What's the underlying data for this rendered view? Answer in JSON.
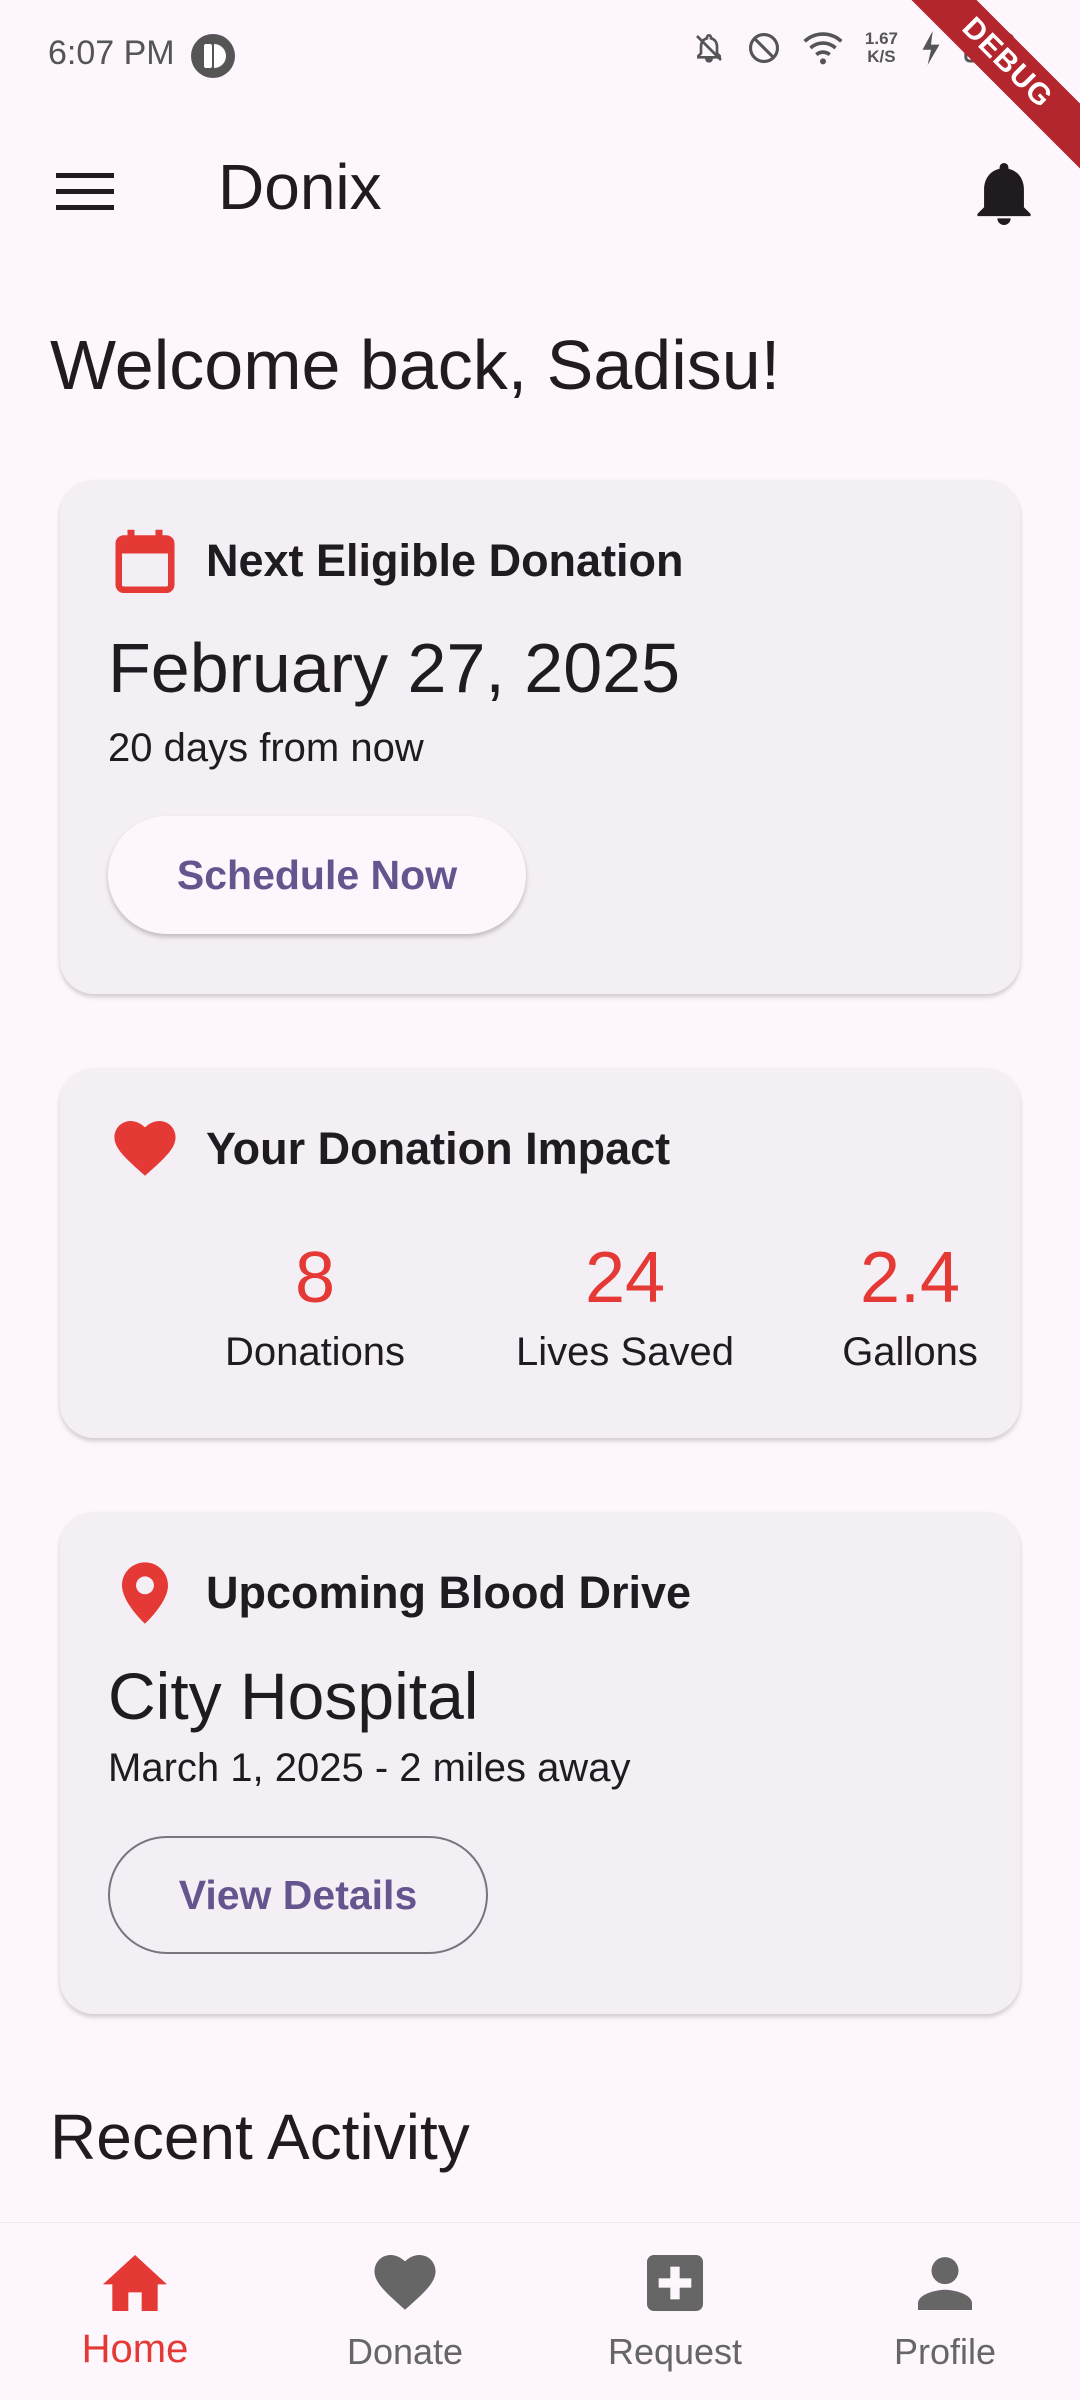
{
  "status_bar": {
    "time": "6:07 PM",
    "net_speed_value": "1.67",
    "net_speed_unit": "K/S",
    "debug_banner": "DEBUG"
  },
  "app_bar": {
    "title": "Donix",
    "menu_icon": "menu-icon",
    "notification_icon": "bell-icon"
  },
  "welcome": "Welcome back, Sadisu!",
  "next_donation": {
    "title": "Next Eligible Donation",
    "icon": "calendar-icon",
    "date": "February 27, 2025",
    "countdown": "20 days from now",
    "button_label": "Schedule Now"
  },
  "impact": {
    "title": "Your Donation Impact",
    "icon": "heart-icon",
    "stats": [
      {
        "value": "8",
        "label": "Donations"
      },
      {
        "value": "24",
        "label": "Lives Saved"
      },
      {
        "value": "2.4",
        "label": "Gallons"
      }
    ]
  },
  "blood_drive": {
    "title": "Upcoming Blood Drive",
    "icon": "location-pin-icon",
    "location": "City Hospital",
    "details": "March 1, 2025 - 2 miles away",
    "button_label": "View Details"
  },
  "recent_activity_title": "Recent Activity",
  "bottom_nav": {
    "items": [
      {
        "label": "Home",
        "icon": "home-icon",
        "active": true
      },
      {
        "label": "Donate",
        "icon": "heart-icon",
        "active": false
      },
      {
        "label": "Request",
        "icon": "medical-plus-icon",
        "active": false
      },
      {
        "label": "Profile",
        "icon": "person-icon",
        "active": false
      }
    ]
  },
  "colors": {
    "accent_red": "#e53935",
    "primary_purple": "#65558f",
    "background": "#fdf7fd",
    "card": "#f4eff5"
  }
}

========================================================================

Look through the lines above and collect those with the word "icon".

- [The completed task]
    "menu_icon": "menu-icon",
    "notification_icon": "bell-icon"
    "icon": "calendar-icon",
    "icon": "heart-icon",
    "icon": "location-pin-icon",
        "icon": "home-icon",
        "icon": "heart-icon",
        "icon": "medical-plus-icon",
        "icon": "person-icon",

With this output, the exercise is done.